In the entries that follow, how many lines contain "JSON"? Answer with the number only.

**DATA FOR THE TASK**
------

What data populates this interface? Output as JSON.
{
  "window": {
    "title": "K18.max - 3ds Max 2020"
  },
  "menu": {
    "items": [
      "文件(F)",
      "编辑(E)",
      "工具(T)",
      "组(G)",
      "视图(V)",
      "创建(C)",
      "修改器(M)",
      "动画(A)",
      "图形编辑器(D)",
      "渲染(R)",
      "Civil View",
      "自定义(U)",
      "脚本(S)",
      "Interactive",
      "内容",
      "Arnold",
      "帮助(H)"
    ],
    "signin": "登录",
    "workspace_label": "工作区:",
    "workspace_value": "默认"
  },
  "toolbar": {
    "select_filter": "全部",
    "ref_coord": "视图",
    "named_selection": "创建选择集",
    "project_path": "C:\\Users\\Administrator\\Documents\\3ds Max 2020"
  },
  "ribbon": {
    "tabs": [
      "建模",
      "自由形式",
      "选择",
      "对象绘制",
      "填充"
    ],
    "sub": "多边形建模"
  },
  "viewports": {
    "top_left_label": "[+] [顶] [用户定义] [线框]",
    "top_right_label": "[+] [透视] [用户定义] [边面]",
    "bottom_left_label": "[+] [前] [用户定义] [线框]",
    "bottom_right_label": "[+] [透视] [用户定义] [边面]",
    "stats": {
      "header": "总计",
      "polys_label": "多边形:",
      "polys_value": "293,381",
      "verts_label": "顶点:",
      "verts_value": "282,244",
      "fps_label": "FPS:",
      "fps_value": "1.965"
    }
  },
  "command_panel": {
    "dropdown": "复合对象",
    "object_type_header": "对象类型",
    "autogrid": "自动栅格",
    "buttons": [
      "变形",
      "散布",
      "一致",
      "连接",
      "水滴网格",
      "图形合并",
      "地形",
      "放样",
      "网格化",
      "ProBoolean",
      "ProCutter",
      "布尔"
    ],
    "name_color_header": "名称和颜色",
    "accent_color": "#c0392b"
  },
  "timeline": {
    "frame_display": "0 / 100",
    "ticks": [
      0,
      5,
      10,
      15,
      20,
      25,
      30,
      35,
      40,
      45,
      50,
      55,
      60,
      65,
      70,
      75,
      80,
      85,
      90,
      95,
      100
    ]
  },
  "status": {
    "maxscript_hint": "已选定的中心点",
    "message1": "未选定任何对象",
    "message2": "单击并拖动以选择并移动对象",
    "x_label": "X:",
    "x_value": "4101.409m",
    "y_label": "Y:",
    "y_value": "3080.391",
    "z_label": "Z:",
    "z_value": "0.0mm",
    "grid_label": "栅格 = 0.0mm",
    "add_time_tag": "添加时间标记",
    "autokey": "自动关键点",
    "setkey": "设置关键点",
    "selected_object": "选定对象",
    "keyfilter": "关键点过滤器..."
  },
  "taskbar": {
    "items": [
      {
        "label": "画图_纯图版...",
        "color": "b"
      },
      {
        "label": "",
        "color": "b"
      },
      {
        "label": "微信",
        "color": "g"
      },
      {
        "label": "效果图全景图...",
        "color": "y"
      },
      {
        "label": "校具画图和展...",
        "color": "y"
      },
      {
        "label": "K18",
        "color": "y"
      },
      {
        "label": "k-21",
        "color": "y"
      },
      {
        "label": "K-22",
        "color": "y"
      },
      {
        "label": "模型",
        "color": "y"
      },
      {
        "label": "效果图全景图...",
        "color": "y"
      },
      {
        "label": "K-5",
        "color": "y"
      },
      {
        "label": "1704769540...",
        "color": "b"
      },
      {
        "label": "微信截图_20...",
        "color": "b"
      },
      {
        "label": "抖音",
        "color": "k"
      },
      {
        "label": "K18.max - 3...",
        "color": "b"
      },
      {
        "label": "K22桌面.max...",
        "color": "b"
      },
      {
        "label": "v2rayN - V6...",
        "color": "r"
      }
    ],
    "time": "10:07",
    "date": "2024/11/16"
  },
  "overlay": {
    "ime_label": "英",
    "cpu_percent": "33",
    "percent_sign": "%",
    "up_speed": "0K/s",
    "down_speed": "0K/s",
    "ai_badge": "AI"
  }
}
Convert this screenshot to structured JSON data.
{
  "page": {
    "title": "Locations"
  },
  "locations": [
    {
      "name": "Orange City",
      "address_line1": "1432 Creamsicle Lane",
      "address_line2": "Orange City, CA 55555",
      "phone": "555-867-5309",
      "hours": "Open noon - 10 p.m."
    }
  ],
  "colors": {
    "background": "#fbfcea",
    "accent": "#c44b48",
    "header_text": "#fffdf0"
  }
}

------

**RIGHT ANSWER**
2